[Saved data entries]
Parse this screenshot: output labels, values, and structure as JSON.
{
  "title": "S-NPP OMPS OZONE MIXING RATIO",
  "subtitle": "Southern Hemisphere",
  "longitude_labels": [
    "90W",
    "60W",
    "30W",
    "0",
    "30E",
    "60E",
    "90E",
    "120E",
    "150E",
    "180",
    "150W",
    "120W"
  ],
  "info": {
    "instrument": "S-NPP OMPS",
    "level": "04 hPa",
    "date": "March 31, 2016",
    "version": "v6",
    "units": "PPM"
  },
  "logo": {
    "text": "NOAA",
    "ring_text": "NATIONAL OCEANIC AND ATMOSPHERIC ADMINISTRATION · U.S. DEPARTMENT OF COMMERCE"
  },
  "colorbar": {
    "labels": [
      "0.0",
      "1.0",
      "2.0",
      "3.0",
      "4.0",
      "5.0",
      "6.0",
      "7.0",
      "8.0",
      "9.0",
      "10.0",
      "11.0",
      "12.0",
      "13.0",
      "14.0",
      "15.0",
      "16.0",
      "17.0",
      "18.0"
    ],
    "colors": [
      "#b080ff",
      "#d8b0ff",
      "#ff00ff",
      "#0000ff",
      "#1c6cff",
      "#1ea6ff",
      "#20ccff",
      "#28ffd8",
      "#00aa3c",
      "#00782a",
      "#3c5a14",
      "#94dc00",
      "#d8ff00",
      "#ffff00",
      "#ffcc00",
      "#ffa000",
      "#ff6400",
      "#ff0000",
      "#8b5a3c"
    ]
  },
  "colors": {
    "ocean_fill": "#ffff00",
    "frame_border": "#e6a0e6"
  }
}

▸ **What you need to do**
Take the entries above and copy them out exactly.

▸ **The answer**
Parse this screenshot: output labels, values, and structure as JSON.
{
  "title": "S-NPP OMPS OZONE MIXING RATIO",
  "subtitle": "Southern Hemisphere",
  "longitude_labels": [
    "90W",
    "60W",
    "30W",
    "0",
    "30E",
    "60E",
    "90E",
    "120E",
    "150E",
    "180",
    "150W",
    "120W"
  ],
  "info": {
    "instrument": "S-NPP OMPS",
    "level": "04 hPa",
    "date": "March 31, 2016",
    "version": "v6",
    "units": "PPM"
  },
  "logo": {
    "text": "NOAA",
    "ring_text": "NATIONAL OCEANIC AND ATMOSPHERIC ADMINISTRATION · U.S. DEPARTMENT OF COMMERCE"
  },
  "colorbar": {
    "labels": [
      "0.0",
      "1.0",
      "2.0",
      "3.0",
      "4.0",
      "5.0",
      "6.0",
      "7.0",
      "8.0",
      "9.0",
      "10.0",
      "11.0",
      "12.0",
      "13.0",
      "14.0",
      "15.0",
      "16.0",
      "17.0",
      "18.0"
    ],
    "colors": [
      "#b080ff",
      "#d8b0ff",
      "#ff00ff",
      "#0000ff",
      "#1c6cff",
      "#1ea6ff",
      "#20ccff",
      "#28ffd8",
      "#00aa3c",
      "#00782a",
      "#3c5a14",
      "#94dc00",
      "#d8ff00",
      "#ffff00",
      "#ffcc00",
      "#ffa000",
      "#ff6400",
      "#ff0000",
      "#8b5a3c"
    ]
  },
  "colors": {
    "ocean_fill": "#ffff00",
    "frame_border": "#e6a0e6"
  }
}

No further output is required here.